Copy the text of each item below word for word, leaving out any pictures.

*Records supplied:*
____
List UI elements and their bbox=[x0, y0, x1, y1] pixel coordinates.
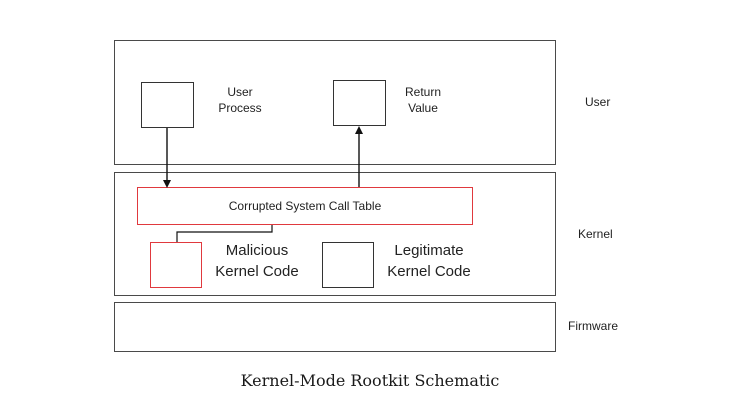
figure-caption: Kernel-Mode Rootkit Schematic bbox=[240, 371, 500, 390]
firmware-layer bbox=[114, 302, 556, 352]
user-process-label: User Process bbox=[218, 85, 262, 116]
user-layer-label: User bbox=[585, 95, 611, 109]
return-value-label: Return Value bbox=[404, 85, 442, 116]
malicious-code-label: Malicious Kernel Code bbox=[215, 242, 299, 280]
return-value-box bbox=[333, 80, 386, 126]
malicious-code-box bbox=[150, 242, 202, 288]
legitimate-code-label: Legitimate Kernel Code bbox=[387, 242, 471, 280]
legitimate-code-box bbox=[322, 242, 374, 288]
user-process-box bbox=[141, 82, 194, 128]
syscall-table-box bbox=[137, 187, 473, 225]
firmware-layer-label: Firmware bbox=[568, 319, 618, 333]
kernel-layer-label: Kernel bbox=[578, 227, 613, 241]
syscall-table-label: Corrupted System Call Table bbox=[228, 199, 382, 213]
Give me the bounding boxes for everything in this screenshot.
____
*Result of the exercise:*
List UI elements and their bbox=[x0, y0, x1, y1] pixel coordinates.
figure-caption: Kernel-Mode Rootkit Schematic bbox=[240, 371, 500, 390]
firmware-layer bbox=[114, 302, 556, 352]
user-process-label: User Process bbox=[218, 85, 262, 116]
user-layer-label: User bbox=[585, 95, 611, 109]
return-value-label: Return Value bbox=[404, 85, 442, 116]
malicious-code-label: Malicious Kernel Code bbox=[215, 242, 299, 280]
return-value-box bbox=[333, 80, 386, 126]
malicious-code-box bbox=[150, 242, 202, 288]
legitimate-code-label: Legitimate Kernel Code bbox=[387, 242, 471, 280]
legitimate-code-box bbox=[322, 242, 374, 288]
user-process-box bbox=[141, 82, 194, 128]
syscall-table-box bbox=[137, 187, 473, 225]
firmware-layer-label: Firmware bbox=[568, 319, 618, 333]
kernel-layer-label: Kernel bbox=[578, 227, 613, 241]
syscall-table-label: Corrupted System Call Table bbox=[228, 199, 382, 213]
Give me the bounding boxes for everything in this screenshot.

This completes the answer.